_Collected data entries_:
• • • •
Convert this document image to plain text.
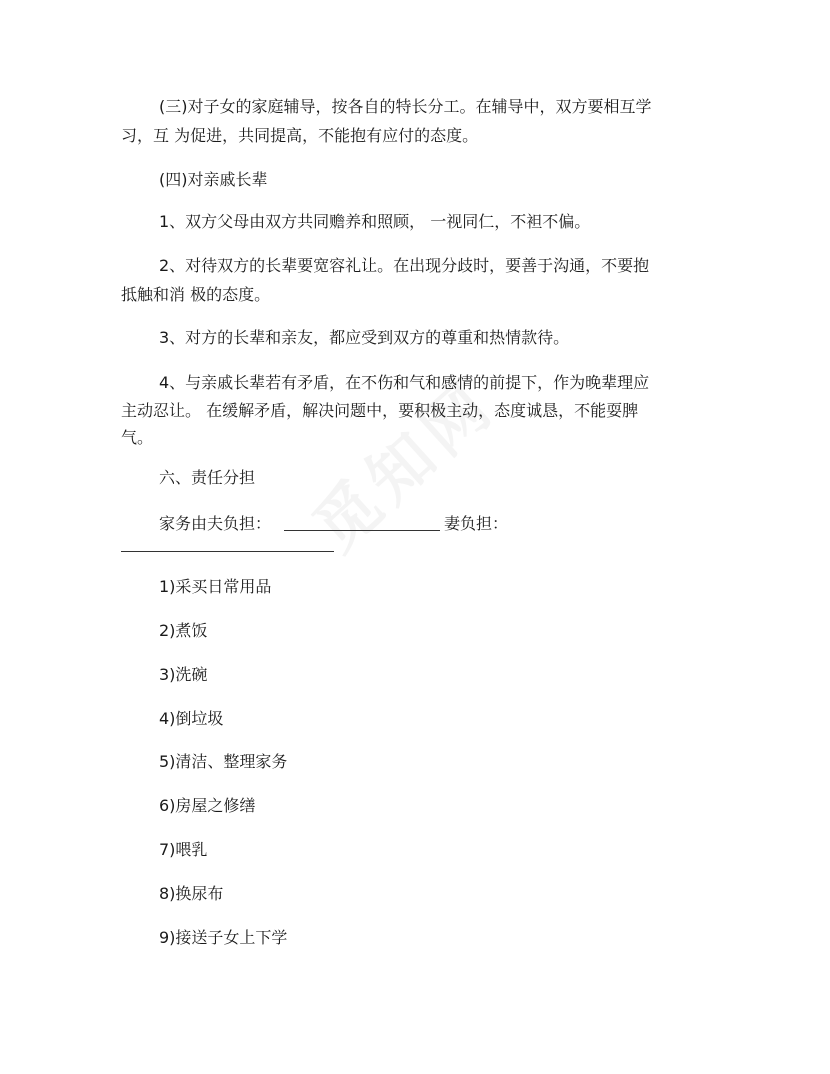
(三)对子女的家庭辅导，按各自的特长分工。在辅导中，双方要相互学

习，互 为促进，共同提高，不能抱有应付的态度。

(四)对亲戚长辈

1、双方父母由双方共同赡养和照顾， 一视同仁，不袒不偏。

2、对待双方的长辈要宽容礼让。在出现分歧时，要善于沟通，不要抱

抵触和消 极的态度。

3、对方的长辈和亲友，都应受到双方的尊重和热情款待。

4、与亲戚长辈若有矛盾，在不伤和气和感情的前提下，作为晚辈理应

主动忍让。 在缓解矛盾，解决问题中，要积极主动，态度诚恳，不能耍脾

气。

六、责任分担

家务由夫负担：	妻负担：

1)采买日常用品

2)煮饭

3)洗碗

4)倒垃圾

5)清洁、整理家务

6)房屋之修缮

7)喂乳

8)换尿布

9)接送子女上下学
• • • •
_DIRECTION_:
Retype the records exactly. Any image in them should not appear in what you write.

_COMPLETE RESPONSE_:
Convert this document image to plain text.
(三)对子女的家庭辅导，按各自的特长分工。在辅导中，双方要相互学

习，互 为促进，共同提高，不能抱有应付的态度。

(四)对亲戚长辈

1、双方父母由双方共同赡养和照顾， 一视同仁，不袒不偏。

2、对待双方的长辈要宽容礼让。在出现分歧时，要善于沟通，不要抱

抵触和消 极的态度。

3、对方的长辈和亲友，都应受到双方的尊重和热情款待。

4、与亲戚长辈若有矛盾，在不伤和气和感情的前提下，作为晚辈理应

主动忍让。 在缓解矛盾，解决问题中，要积极主动，态度诚恳，不能耍脾

气。

六、责任分担

家务由夫负担：	妻负担：

1)采买日常用品

2)煮饭

3)洗碗

4)倒垃圾

5)清洁、整理家务

6)房屋之修缮

7)喂乳

8)换尿布

9)接送子女上下学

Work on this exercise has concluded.